### Problem requirements
Go through the listing and set it down exactly, leaving out its pictures.

----

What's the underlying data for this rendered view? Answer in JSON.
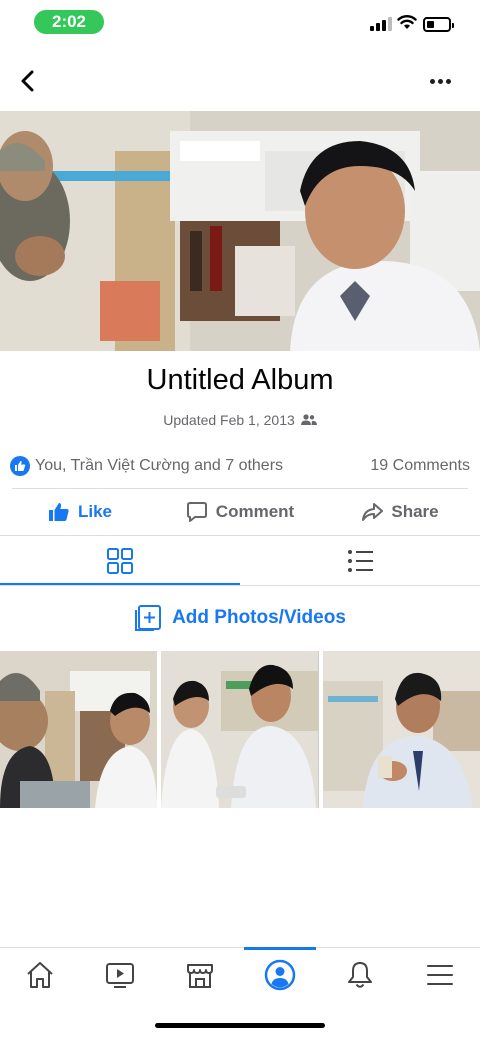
{
  "status": {
    "time": "2:02"
  },
  "album": {
    "title": "Untitled Album",
    "updated": "Updated Feb 1, 2013",
    "privacy_icon": "friends-icon"
  },
  "reactions": {
    "names": "You, Trần Việt Cường and 7 others",
    "comments": "19 Comments"
  },
  "actions": {
    "like": "Like",
    "comment": "Comment",
    "share": "Share"
  },
  "views": {
    "active": "grid",
    "items": [
      "grid-view-icon",
      "list-view-icon"
    ]
  },
  "add_photos": "Add Photos/Videos",
  "bottom_tabs": [
    {
      "icon": "home-icon"
    },
    {
      "icon": "watch-icon"
    },
    {
      "icon": "marketplace-icon"
    },
    {
      "icon": "profile-icon",
      "active": true
    },
    {
      "icon": "notifications-icon"
    },
    {
      "icon": "menu-icon"
    }
  ],
  "colors": {
    "accent": "#1877f2",
    "time_pill": "#34c759",
    "muted": "#65676b"
  }
}
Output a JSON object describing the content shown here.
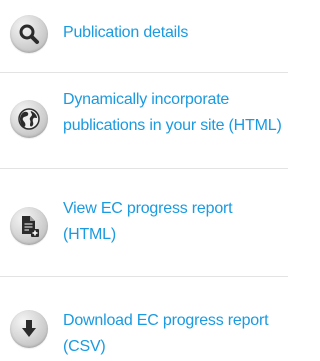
{
  "menu": {
    "items": [
      {
        "label": "Publication details",
        "icon": "search-icon"
      },
      {
        "label": "Dynamically incorporate publications in your site (HTML)",
        "icon": "globe-icon"
      },
      {
        "label": "View EC progress report (HTML)",
        "icon": "document-add-icon"
      },
      {
        "label": "Download EC progress report (CSV)",
        "icon": "download-arrow-icon"
      }
    ]
  },
  "colors": {
    "link": "#1a9ae0",
    "icon_bg": "#d8d8d8",
    "icon_glyph": "#2b2b2b",
    "divider": "#e3e3e3"
  }
}
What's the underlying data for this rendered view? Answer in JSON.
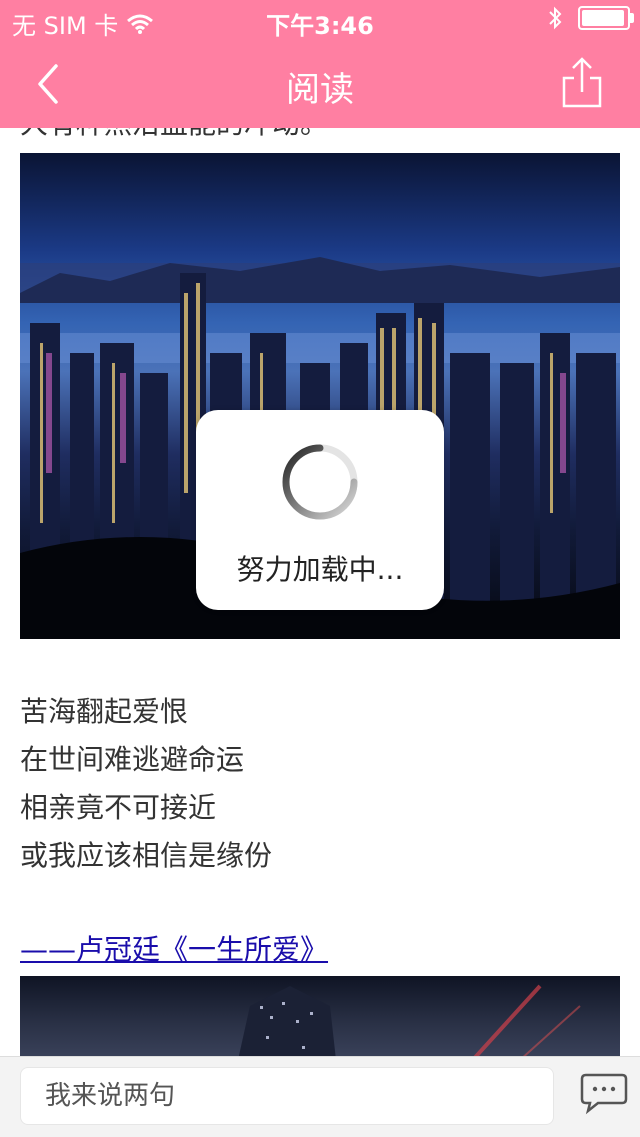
{
  "status_bar": {
    "carrier": "无 SIM 卡",
    "time": "下午3:46",
    "battery_level": 0.95
  },
  "nav": {
    "title": "阅读"
  },
  "article": {
    "cut_line": "大有种然沿盖能的冲动。",
    "poem_lines": [
      "苦海翻起爱恨",
      "在世间难逃避命运",
      "相亲竟不可接近",
      "或我应该相信是缘份"
    ],
    "credit": "——卢冠廷《一生所爱》"
  },
  "loading": {
    "text": "努力加载中..."
  },
  "comment": {
    "placeholder": "我来说两句"
  },
  "colors": {
    "brand": "#ff7fa2",
    "link": "#1a0dab"
  },
  "icons": [
    "back-icon",
    "share-icon",
    "wifi-icon",
    "bluetooth-icon",
    "battery-icon",
    "chat-icon",
    "spinner-icon"
  ]
}
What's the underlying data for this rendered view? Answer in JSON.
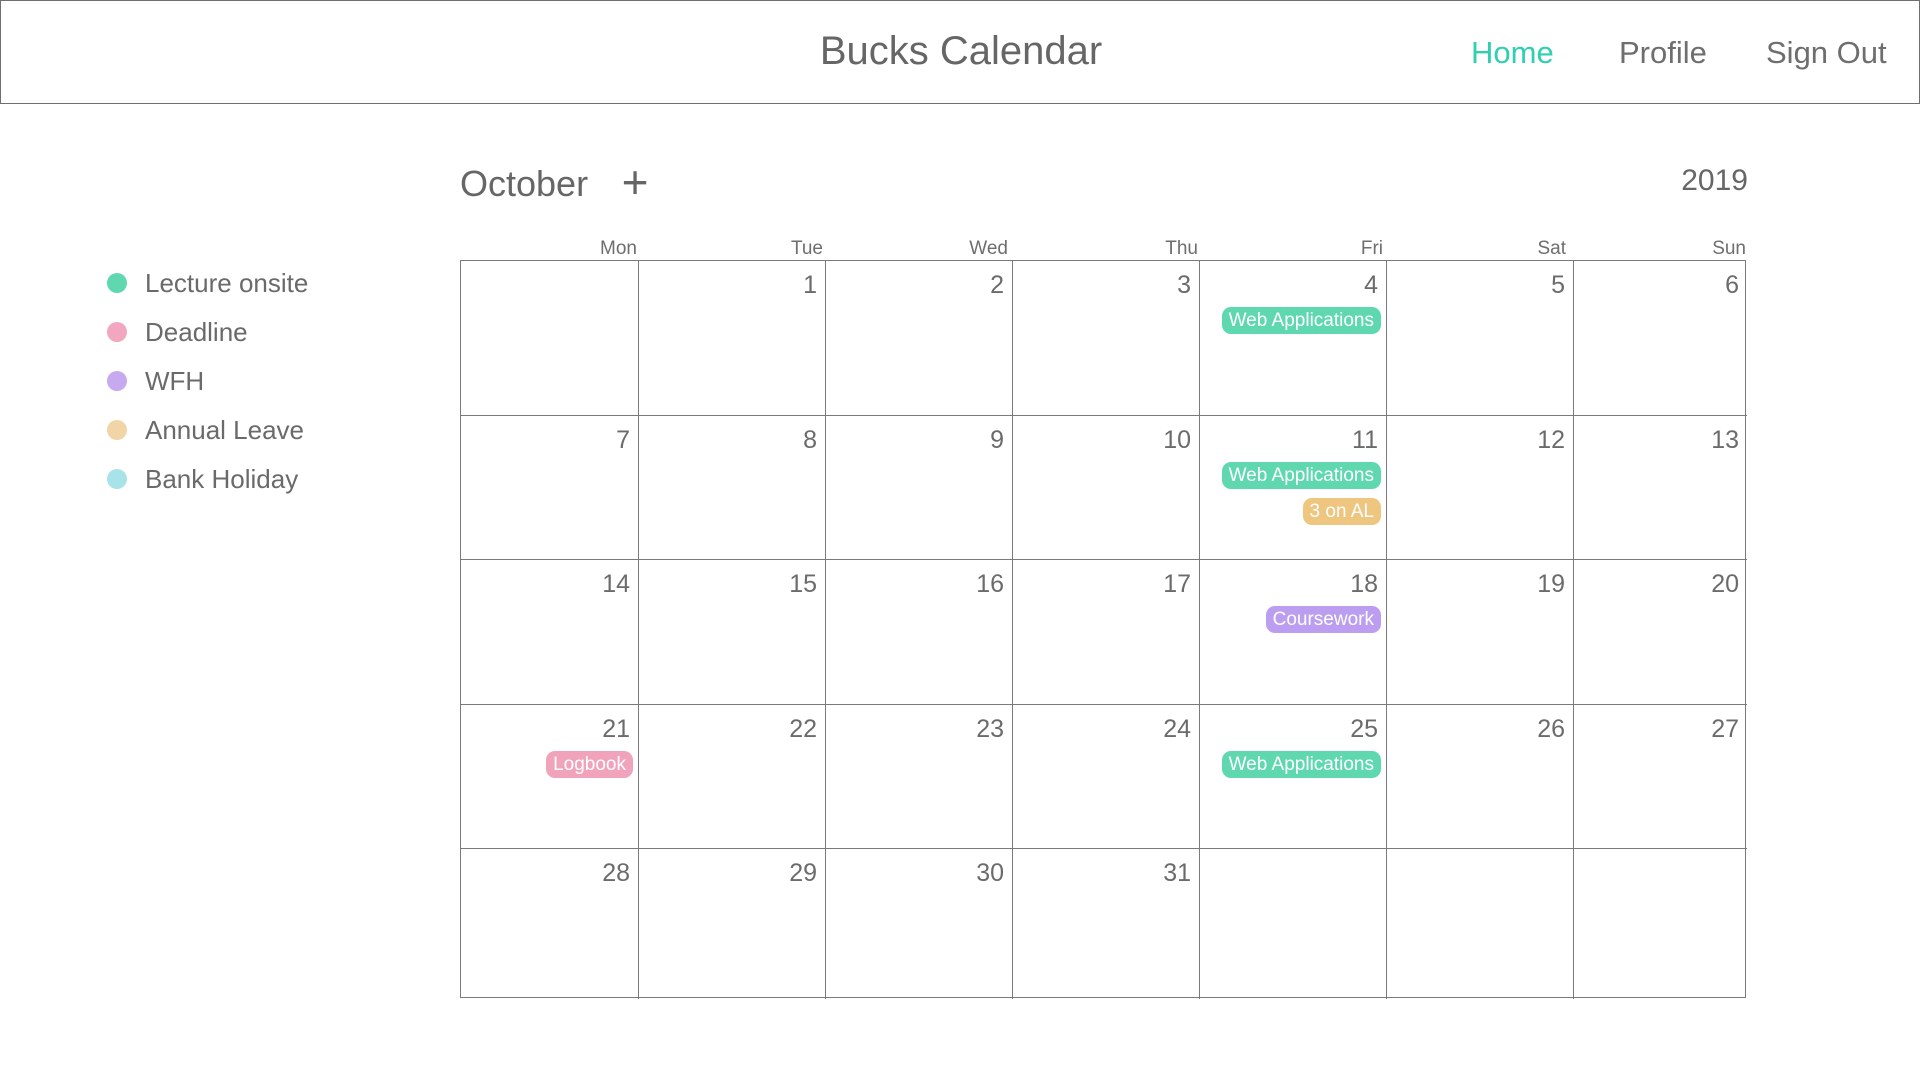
{
  "header": {
    "title": "Bucks Calendar",
    "nav": [
      {
        "label": "Home",
        "active": true
      },
      {
        "label": "Profile",
        "active": false
      },
      {
        "label": "Sign Out",
        "active": false
      }
    ]
  },
  "legend": [
    {
      "label": "Lecture onsite",
      "color": "#5fd8b0"
    },
    {
      "label": "Deadline",
      "color": "#f2a7bf"
    },
    {
      "label": "WFH",
      "color": "#c6a9ef"
    },
    {
      "label": "Annual Leave",
      "color": "#f1d5a6"
    },
    {
      "label": "Bank Holiday",
      "color": "#a8e3ea"
    }
  ],
  "calendar": {
    "month": "October",
    "add_label": "+",
    "year": "2019",
    "weekdays": [
      "Mon",
      "Tue",
      "Wed",
      "Thu",
      "Fri",
      "Sat",
      "Sun"
    ],
    "weeks": [
      [
        "",
        "1",
        "2",
        "3",
        "4",
        "5",
        "6"
      ],
      [
        "7",
        "8",
        "9",
        "10",
        "11",
        "12",
        "13"
      ],
      [
        "14",
        "15",
        "16",
        "17",
        "18",
        "19",
        "20"
      ],
      [
        "21",
        "22",
        "23",
        "24",
        "25",
        "26",
        "27"
      ],
      [
        "28",
        "29",
        "30",
        "31",
        "",
        "",
        ""
      ]
    ],
    "events": [
      {
        "day": "4",
        "label": "Web Applications",
        "color": "#5fd8b0"
      },
      {
        "day": "11",
        "label": "Web Applications",
        "color": "#5fd8b0"
      },
      {
        "day": "11",
        "label": "3 on AL",
        "color": "#efc67f"
      },
      {
        "day": "18",
        "label": "Coursework",
        "color": "#bc9ef0"
      },
      {
        "day": "21",
        "label": "Logbook",
        "color": "#f0a3bb"
      },
      {
        "day": "25",
        "label": "Web Applications",
        "color": "#5fd8b0"
      }
    ]
  }
}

----

### Response below
What's the underlying data for this rendered view? Answer in JSON.
{
  "status": {
    "time": "2:02"
  },
  "album": {
    "title": "Untitled Album",
    "updated": "Updated Feb 1, 2013",
    "privacy_icon": "friends-icon"
  },
  "reactions": {
    "names": "You, Trần Việt Cường and 7 others",
    "comments": "19 Comments"
  },
  "actions": {
    "like": "Like",
    "comment": "Comment",
    "share": "Share"
  },
  "views": {
    "active": "grid",
    "items": [
      "grid-view-icon",
      "list-view-icon"
    ]
  },
  "add_photos": "Add Photos/Videos",
  "bottom_tabs": [
    {
      "icon": "home-icon"
    },
    {
      "icon": "watch-icon"
    },
    {
      "icon": "marketplace-icon"
    },
    {
      "icon": "profile-icon",
      "active": true
    },
    {
      "icon": "notifications-icon"
    },
    {
      "icon": "menu-icon"
    }
  ],
  "colors": {
    "accent": "#1877f2",
    "time_pill": "#34c759",
    "muted": "#65676b"
  }
}
Output a JSON object describing the content shown here.
{
  "menu": {
    "items": [
      {
        "label": "Publication details",
        "icon": "search-icon"
      },
      {
        "label": "Dynamically incorporate publications in your site (HTML)",
        "icon": "globe-icon"
      },
      {
        "label": "View EC progress report (HTML)",
        "icon": "document-add-icon"
      },
      {
        "label": "Download EC progress report (CSV)",
        "icon": "download-arrow-icon"
      }
    ]
  },
  "colors": {
    "link": "#1a9ae0",
    "icon_bg": "#d8d8d8",
    "icon_glyph": "#2b2b2b",
    "divider": "#e3e3e3"
  }
}
What's the underlying data for this rendered view? Answer in JSON.
{
  "status_bar": {
    "carrier": "无 SIM 卡",
    "time": "下午3:46",
    "battery_level": 0.95
  },
  "nav": {
    "title": "阅读"
  },
  "article": {
    "cut_line": "大有种然沿盖能的冲动。",
    "poem_lines": [
      "苦海翻起爱恨",
      "在世间难逃避命运",
      "相亲竟不可接近",
      "或我应该相信是缘份"
    ],
    "credit": "——卢冠廷《一生所爱》"
  },
  "loading": {
    "text": "努力加载中..."
  },
  "comment": {
    "placeholder": "我来说两句"
  },
  "colors": {
    "brand": "#ff7fa2",
    "link": "#1a0dab"
  },
  "icons": [
    "back-icon",
    "share-icon",
    "wifi-icon",
    "bluetooth-icon",
    "battery-icon",
    "chat-icon",
    "spinner-icon"
  ]
}
What's the underlying data for this rendered view? Answer in JSON.
{
  "header": {
    "title": "Bucks Calendar",
    "nav": [
      {
        "label": "Home",
        "active": true
      },
      {
        "label": "Profile",
        "active": false
      },
      {
        "label": "Sign Out",
        "active": false
      }
    ]
  },
  "legend": [
    {
      "label": "Lecture onsite",
      "color": "#5fd8b0"
    },
    {
      "label": "Deadline",
      "color": "#f2a7bf"
    },
    {
      "label": "WFH",
      "color": "#c6a9ef"
    },
    {
      "label": "Annual Leave",
      "color": "#f1d5a6"
    },
    {
      "label": "Bank Holiday",
      "color": "#a8e3ea"
    }
  ],
  "calendar": {
    "month": "October",
    "add_label": "+",
    "year": "2019",
    "weekdays": [
      "Mon",
      "Tue",
      "Wed",
      "Thu",
      "Fri",
      "Sat",
      "Sun"
    ],
    "weeks": [
      [
        "",
        "1",
        "2",
        "3",
        "4",
        "5",
        "6"
      ],
      [
        "7",
        "8",
        "9",
        "10",
        "11",
        "12",
        "13"
      ],
      [
        "14",
        "15",
        "16",
        "17",
        "18",
        "19",
        "20"
      ],
      [
        "21",
        "22",
        "23",
        "24",
        "25",
        "26",
        "27"
      ],
      [
        "28",
        "29",
        "30",
        "31",
        "",
        "",
        ""
      ]
    ],
    "events": [
      {
        "day": "4",
        "label": "Web Applications",
        "color": "#5fd8b0"
      },
      {
        "day": "11",
        "label": "Web Applications",
        "color": "#5fd8b0"
      },
      {
        "day": "11",
        "label": "3 on AL",
        "color": "#efc67f"
      },
      {
        "day": "18",
        "label": "Coursework",
        "color": "#bc9ef0"
      },
      {
        "day": "21",
        "label": "Logbook",
        "color": "#f0a3bb"
      },
      {
        "day": "25",
        "label": "Web Applications",
        "color": "#5fd8b0"
      }
    ]
  }
}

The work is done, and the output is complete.